- [WHAT TO DO]
Please repeat these records word for word, starting at the line containing "row-level: 协作者 [610, 280, 731, 321]" and ending at the line containing "row-ip: 127.0.0.1 [1125, 443, 1286, 485]", inclusive.

- [TASK INPUT]
--
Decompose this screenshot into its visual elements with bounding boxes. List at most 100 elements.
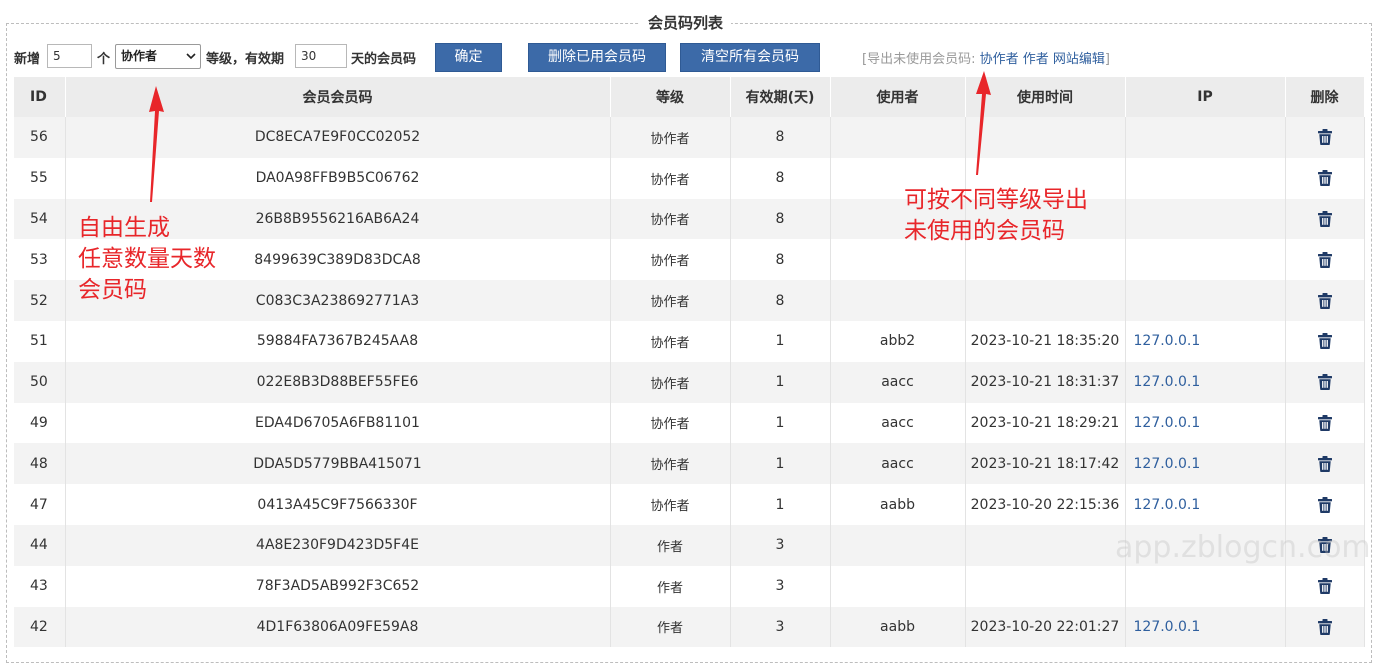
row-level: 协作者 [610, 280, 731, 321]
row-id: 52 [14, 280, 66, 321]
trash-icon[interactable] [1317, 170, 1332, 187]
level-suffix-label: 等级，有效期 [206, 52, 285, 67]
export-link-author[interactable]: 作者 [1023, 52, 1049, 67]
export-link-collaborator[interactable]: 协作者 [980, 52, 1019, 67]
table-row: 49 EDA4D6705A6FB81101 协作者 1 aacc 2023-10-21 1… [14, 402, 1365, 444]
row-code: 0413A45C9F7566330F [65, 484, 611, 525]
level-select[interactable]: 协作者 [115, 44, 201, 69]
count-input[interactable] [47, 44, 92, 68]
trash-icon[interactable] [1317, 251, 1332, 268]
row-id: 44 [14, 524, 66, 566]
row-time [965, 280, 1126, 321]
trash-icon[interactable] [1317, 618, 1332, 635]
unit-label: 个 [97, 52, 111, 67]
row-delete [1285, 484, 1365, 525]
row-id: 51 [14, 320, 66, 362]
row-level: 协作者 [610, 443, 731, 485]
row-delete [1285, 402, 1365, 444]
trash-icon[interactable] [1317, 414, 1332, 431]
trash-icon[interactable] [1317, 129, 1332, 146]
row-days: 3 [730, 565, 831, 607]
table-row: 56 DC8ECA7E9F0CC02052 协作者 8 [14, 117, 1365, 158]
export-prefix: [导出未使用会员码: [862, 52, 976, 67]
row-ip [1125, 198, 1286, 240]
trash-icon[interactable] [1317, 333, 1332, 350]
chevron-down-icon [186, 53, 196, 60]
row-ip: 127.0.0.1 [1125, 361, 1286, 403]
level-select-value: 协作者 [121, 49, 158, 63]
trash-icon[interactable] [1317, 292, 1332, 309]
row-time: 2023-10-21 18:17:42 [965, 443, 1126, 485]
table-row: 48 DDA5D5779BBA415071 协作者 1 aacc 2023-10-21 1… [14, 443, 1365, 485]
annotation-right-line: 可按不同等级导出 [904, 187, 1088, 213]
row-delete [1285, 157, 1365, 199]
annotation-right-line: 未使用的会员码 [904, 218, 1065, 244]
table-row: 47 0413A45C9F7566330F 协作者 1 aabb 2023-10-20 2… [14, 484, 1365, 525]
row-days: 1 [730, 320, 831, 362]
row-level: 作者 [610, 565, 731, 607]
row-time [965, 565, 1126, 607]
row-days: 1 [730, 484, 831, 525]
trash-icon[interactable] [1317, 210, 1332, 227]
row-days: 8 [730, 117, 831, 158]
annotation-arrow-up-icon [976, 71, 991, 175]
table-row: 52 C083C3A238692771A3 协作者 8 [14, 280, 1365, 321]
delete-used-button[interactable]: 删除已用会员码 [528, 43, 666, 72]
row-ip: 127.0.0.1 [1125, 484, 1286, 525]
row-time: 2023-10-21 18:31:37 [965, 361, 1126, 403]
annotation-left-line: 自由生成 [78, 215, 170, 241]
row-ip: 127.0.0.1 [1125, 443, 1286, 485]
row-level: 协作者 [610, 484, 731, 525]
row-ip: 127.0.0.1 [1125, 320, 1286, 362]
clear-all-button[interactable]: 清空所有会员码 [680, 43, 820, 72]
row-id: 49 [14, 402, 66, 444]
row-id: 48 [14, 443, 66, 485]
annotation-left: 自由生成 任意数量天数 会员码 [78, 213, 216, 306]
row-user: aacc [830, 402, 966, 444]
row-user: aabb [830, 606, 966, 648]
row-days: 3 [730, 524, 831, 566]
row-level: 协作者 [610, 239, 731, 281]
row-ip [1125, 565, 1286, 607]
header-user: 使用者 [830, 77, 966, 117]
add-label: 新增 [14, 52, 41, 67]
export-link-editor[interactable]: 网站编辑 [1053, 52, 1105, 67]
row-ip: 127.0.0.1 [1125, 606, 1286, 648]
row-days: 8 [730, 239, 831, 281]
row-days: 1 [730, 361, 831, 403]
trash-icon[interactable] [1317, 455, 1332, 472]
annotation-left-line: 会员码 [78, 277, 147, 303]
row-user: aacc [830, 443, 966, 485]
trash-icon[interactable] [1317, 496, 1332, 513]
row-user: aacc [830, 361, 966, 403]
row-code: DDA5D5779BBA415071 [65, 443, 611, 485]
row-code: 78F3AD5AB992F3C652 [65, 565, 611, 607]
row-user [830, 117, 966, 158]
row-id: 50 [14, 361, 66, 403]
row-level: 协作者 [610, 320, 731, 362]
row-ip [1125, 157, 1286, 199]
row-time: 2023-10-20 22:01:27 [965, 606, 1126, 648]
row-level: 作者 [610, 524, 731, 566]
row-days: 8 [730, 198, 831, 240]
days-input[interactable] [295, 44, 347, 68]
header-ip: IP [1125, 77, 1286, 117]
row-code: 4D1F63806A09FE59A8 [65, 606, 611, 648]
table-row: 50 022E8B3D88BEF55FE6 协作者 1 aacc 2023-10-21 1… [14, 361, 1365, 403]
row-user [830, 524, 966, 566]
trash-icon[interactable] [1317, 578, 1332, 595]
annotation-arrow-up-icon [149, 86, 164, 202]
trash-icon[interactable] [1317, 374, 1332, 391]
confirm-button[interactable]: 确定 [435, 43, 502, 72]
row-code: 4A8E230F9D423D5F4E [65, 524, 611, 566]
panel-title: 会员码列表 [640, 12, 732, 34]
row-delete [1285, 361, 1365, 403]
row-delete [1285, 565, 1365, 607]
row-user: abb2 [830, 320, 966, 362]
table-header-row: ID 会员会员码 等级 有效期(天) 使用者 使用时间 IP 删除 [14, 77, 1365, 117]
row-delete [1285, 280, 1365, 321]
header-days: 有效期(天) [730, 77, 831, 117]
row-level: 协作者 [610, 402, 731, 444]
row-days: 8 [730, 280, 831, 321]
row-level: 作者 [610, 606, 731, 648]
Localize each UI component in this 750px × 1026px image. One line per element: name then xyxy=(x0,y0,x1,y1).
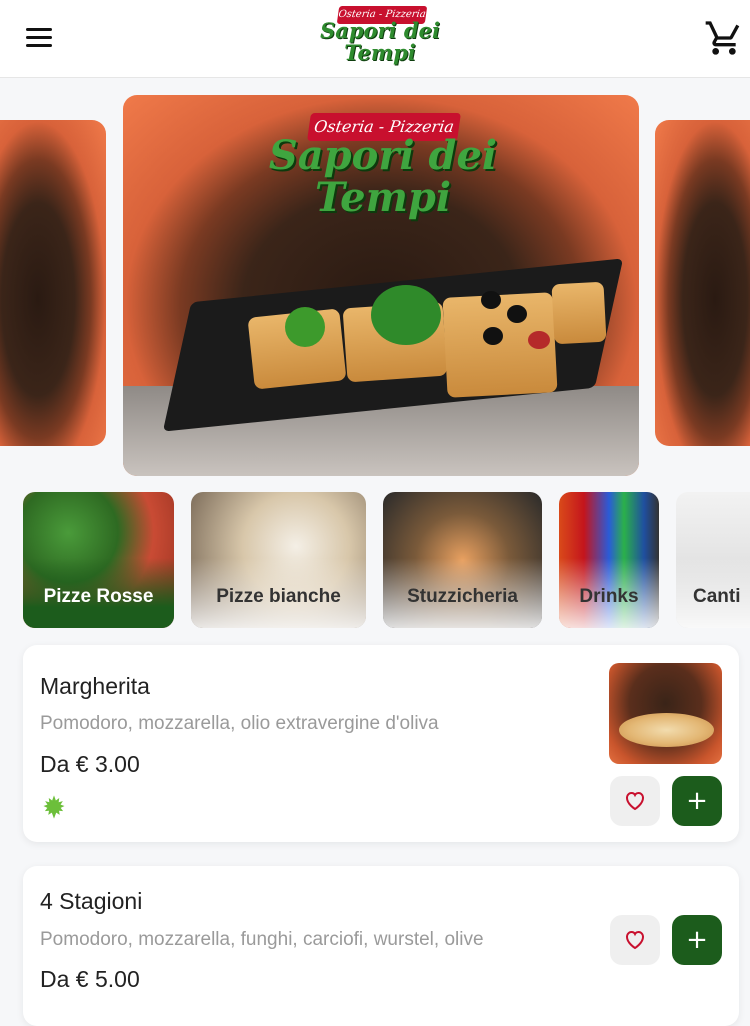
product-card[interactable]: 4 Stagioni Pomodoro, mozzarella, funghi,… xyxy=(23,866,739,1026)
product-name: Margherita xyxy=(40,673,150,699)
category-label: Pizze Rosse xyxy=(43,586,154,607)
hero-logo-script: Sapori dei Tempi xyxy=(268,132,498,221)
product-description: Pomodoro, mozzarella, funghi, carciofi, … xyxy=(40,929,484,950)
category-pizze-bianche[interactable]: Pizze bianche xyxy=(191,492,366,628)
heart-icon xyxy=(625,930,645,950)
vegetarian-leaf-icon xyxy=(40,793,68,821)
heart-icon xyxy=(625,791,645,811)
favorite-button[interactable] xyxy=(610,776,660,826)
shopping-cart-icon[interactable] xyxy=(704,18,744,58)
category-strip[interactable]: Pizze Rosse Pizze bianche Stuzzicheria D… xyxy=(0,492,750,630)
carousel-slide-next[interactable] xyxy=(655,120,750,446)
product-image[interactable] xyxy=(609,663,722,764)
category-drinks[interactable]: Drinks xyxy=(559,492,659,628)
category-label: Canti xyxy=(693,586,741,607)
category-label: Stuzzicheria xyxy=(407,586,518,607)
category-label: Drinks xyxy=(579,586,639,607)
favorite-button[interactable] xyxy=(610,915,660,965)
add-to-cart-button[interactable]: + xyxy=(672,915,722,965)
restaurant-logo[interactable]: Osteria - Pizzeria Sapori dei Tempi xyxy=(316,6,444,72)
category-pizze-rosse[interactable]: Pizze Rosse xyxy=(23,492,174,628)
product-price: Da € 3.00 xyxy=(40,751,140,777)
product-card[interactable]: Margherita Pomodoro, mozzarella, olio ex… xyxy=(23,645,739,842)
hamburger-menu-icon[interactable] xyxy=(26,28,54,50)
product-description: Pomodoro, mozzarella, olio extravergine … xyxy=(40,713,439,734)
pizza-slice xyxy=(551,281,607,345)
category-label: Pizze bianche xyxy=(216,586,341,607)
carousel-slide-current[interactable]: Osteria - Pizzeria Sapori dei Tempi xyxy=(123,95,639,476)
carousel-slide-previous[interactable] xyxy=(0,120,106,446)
--
- [EXERCISE ANSWER]
row-level: 协作者 [610, 280, 731, 321]
row-id: 52 [14, 280, 66, 321]
trash-icon[interactable] [1317, 170, 1332, 187]
level-suffix-label: 等级，有效期 [206, 52, 285, 67]
export-link-author[interactable]: 作者 [1023, 52, 1049, 67]
export-link-collaborator[interactable]: 协作者 [980, 52, 1019, 67]
table-row: 49 EDA4D6705A6FB81101 协作者 1 aacc 2023-10-21 1… [14, 402, 1365, 444]
row-code: 0413A45C9F7566330F [65, 484, 611, 525]
level-select[interactable]: 协作者 [115, 44, 201, 69]
count-input[interactable] [47, 44, 92, 68]
trash-icon[interactable] [1317, 251, 1332, 268]
row-id: 44 [14, 524, 66, 566]
row-time [965, 280, 1126, 321]
trash-icon[interactable] [1317, 618, 1332, 635]
unit-label: 个 [97, 52, 111, 67]
row-delete [1285, 484, 1365, 525]
row-id: 51 [14, 320, 66, 362]
row-level: 协作者 [610, 443, 731, 485]
row-delete [1285, 402, 1365, 444]
trash-icon[interactable] [1317, 414, 1332, 431]
trash-icon[interactable] [1317, 129, 1332, 146]
row-days: 3 [730, 565, 831, 607]
table-row: 56 DC8ECA7E9F0CC02052 协作者 8 [14, 117, 1365, 158]
export-prefix: [导出未使用会员码: [862, 52, 976, 67]
row-ip [1125, 198, 1286, 240]
trash-icon[interactable] [1317, 333, 1332, 350]
chevron-down-icon [186, 53, 196, 60]
row-ip: 127.0.0.1 [1125, 361, 1286, 403]
level-select-value: 协作者 [121, 49, 158, 63]
trash-icon[interactable] [1317, 292, 1332, 309]
row-time: 2023-10-21 18:17:42 [965, 443, 1126, 485]
table-row: 48 DDA5D5779BBA415071 协作者 1 aacc 2023-10-21 1… [14, 443, 1365, 485]
annotation-right-line: 可按不同等级导出 [904, 187, 1088, 213]
row-delete [1285, 157, 1365, 199]
annotation-right-line: 未使用的会员码 [904, 218, 1065, 244]
table-row: 47 0413A45C9F7566330F 协作者 1 aabb 2023-10-20 2… [14, 484, 1365, 525]
row-days: 1 [730, 320, 831, 362]
row-level: 作者 [610, 565, 731, 607]
row-time [965, 565, 1126, 607]
row-days: 1 [730, 484, 831, 525]
trash-icon[interactable] [1317, 210, 1332, 227]
row-days: 8 [730, 117, 831, 158]
annotation-arrow-up-icon [976, 71, 991, 175]
table-row: 52 C083C3A238692771A3 协作者 8 [14, 280, 1365, 321]
delete-used-button[interactable]: 删除已用会员码 [528, 43, 666, 72]
row-ip: 127.0.0.1 [1125, 484, 1286, 525]
row-time: 2023-10-21 18:31:37 [965, 361, 1126, 403]
annotation-left-line: 自由生成 [78, 215, 170, 241]
row-ip: 127.0.0.1 [1125, 443, 1286, 485]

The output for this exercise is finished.